- [What needs to be done]: Whenever a line below holds the word "tuốt", copy that line.

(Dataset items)
>>>
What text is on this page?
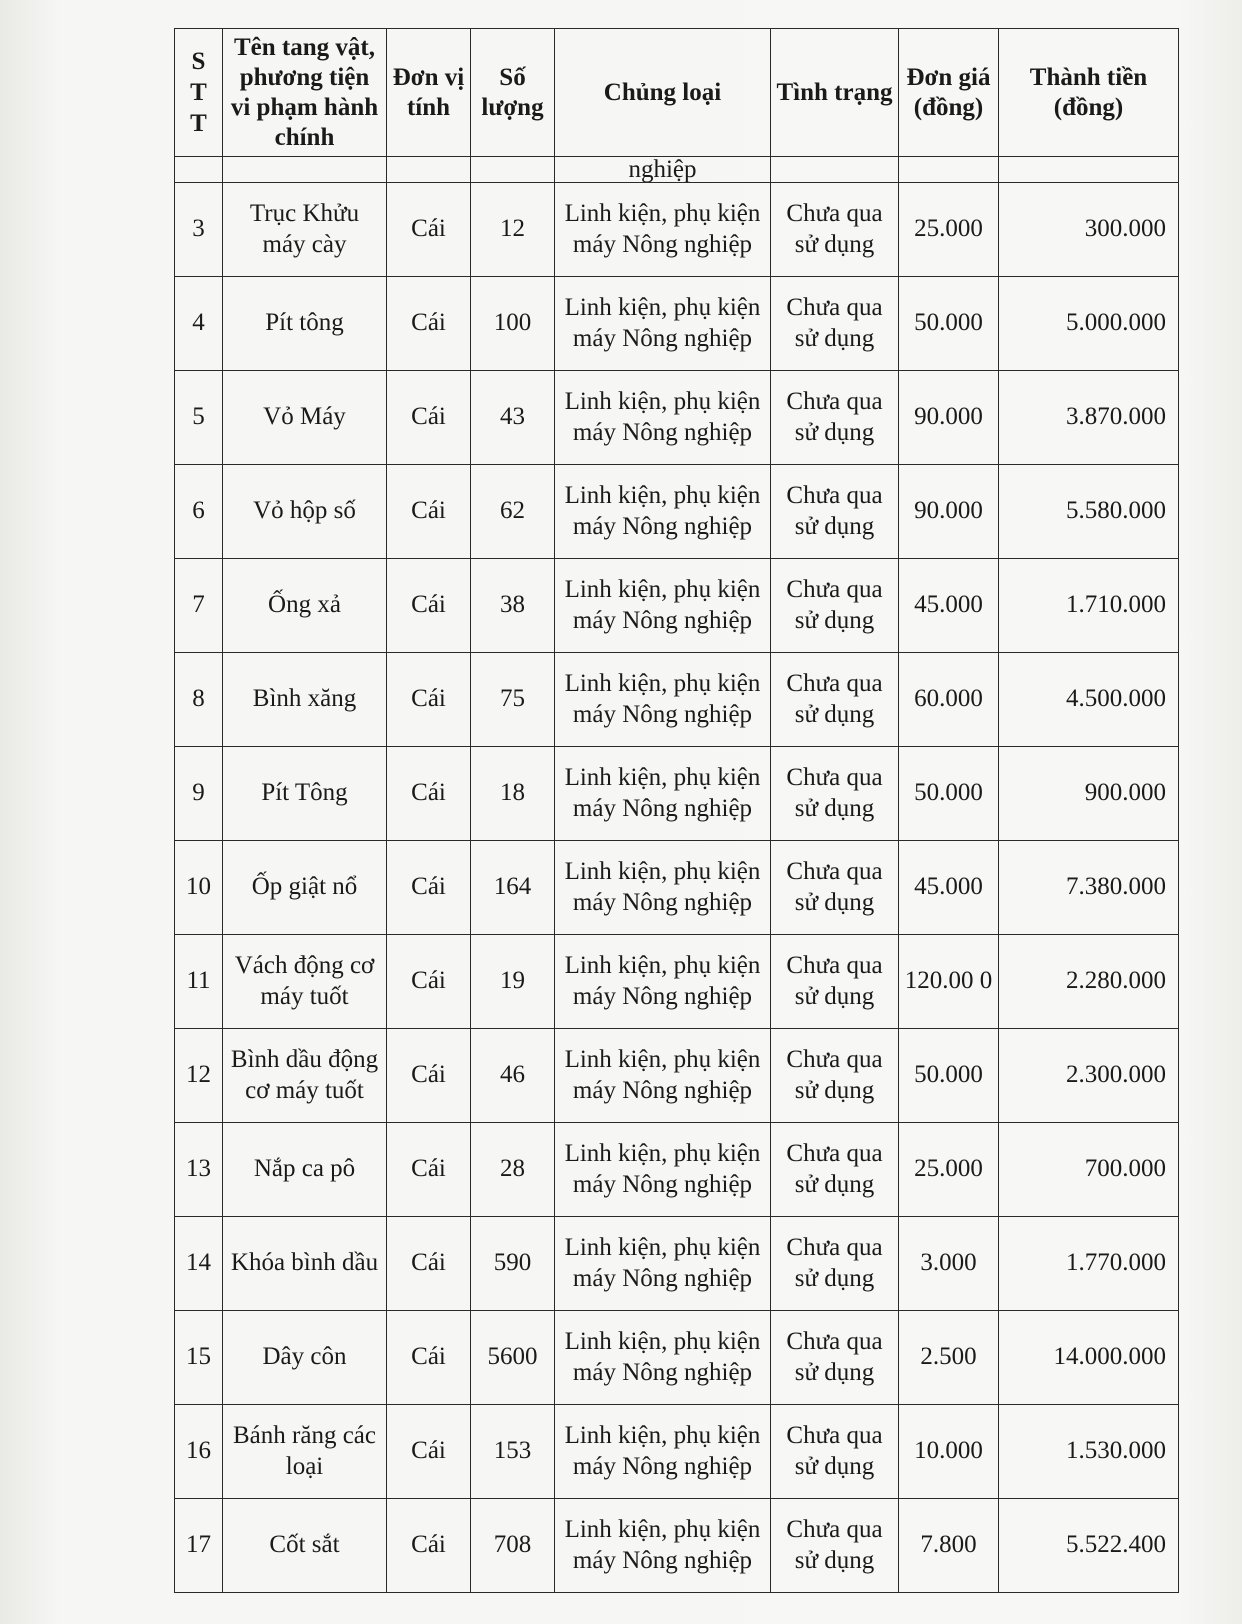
S
T
T	Tên tang vật, phương tiện vi phạm hành chính	Đơn vị tính	Số lượng	Chủng loại	Tình trạng	Đơn giá (đồng)	Thành tiền (đồng)
				nghiệp			
3	Trục Khửu máy cày	Cái	12	Linh kiện, phụ kiện máy Nông nghiệp	Chưa qua sử dụng	25.000	300.000
4	Pít tông	Cái	100	Linh kiện, phụ kiện máy Nông nghiệp	Chưa qua sử dụng	50.000	5.000.000
5	Vỏ Máy	Cái	43	Linh kiện, phụ kiện máy Nông nghiệp	Chưa qua sử dụng	90.000	3.870.000
6	Vỏ hộp số	Cái	62	Linh kiện, phụ kiện máy Nông nghiệp	Chưa qua sử dụng	90.000	5.580.000
7	Ống xả	Cái	38	Linh kiện, phụ kiện máy Nông nghiệp	Chưa qua sử dụng	45.000	1.710.000
8	Bình xăng	Cái	75	Linh kiện, phụ kiện máy Nông nghiệp	Chưa qua sử dụng	60.000	4.500.000
9	Pít Tông	Cái	18	Linh kiện, phụ kiện máy Nông nghiệp	Chưa qua sử dụng	50.000	900.000
10	Ốp giật nổ	Cái	164	Linh kiện, phụ kiện máy Nông nghiệp	Chưa qua sử dụng	45.000	7.380.000
11	Vách động cơ máy tuốt	Cái	19	Linh kiện, phụ kiện máy Nông nghiệp	Chưa qua sử dụng	120.00 0	2.280.000
12	Bình dầu động cơ máy tuốt	Cái	46	Linh kiện, phụ kiện máy Nông nghiệp	Chưa qua sử dụng	50.000	2.300.000
13	Nắp ca pô	Cái	28	Linh kiện, phụ kiện máy Nông nghiệp	Chưa qua sử dụng	25.000	700.000
14	Khóa bình dầu	Cái	590	Linh kiện, phụ kiện máy Nông nghiệp	Chưa qua sử dụng	3.000	1.770.000
15	Dây côn	Cái	5600	Linh kiện, phụ kiện máy Nông nghiệp	Chưa qua sử dụng	2.500	14.000.000
16	Bánh răng các loại	Cái	153	Linh kiện, phụ kiện máy Nông nghiệp	Chưa qua sử dụng	10.000	1.530.000
17	Cốt sắt	Cái	708	Linh kiện, phụ kiện máy Nông nghiệp	Chưa qua sử dụng	7.800	5.522.400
<<<
- [Full solution]:
11	Vách động cơ máy tuốt	Cái	19	Linh kiện, phụ kiện máy Nông nghiệp	Chưa qua sử dụng	120.00 0	2.280.000
12	Bình dầu động cơ máy tuốt	Cái	46	Linh kiện, phụ kiện máy Nông nghiệp	Chưa qua sử dụng	50.000	2.300.000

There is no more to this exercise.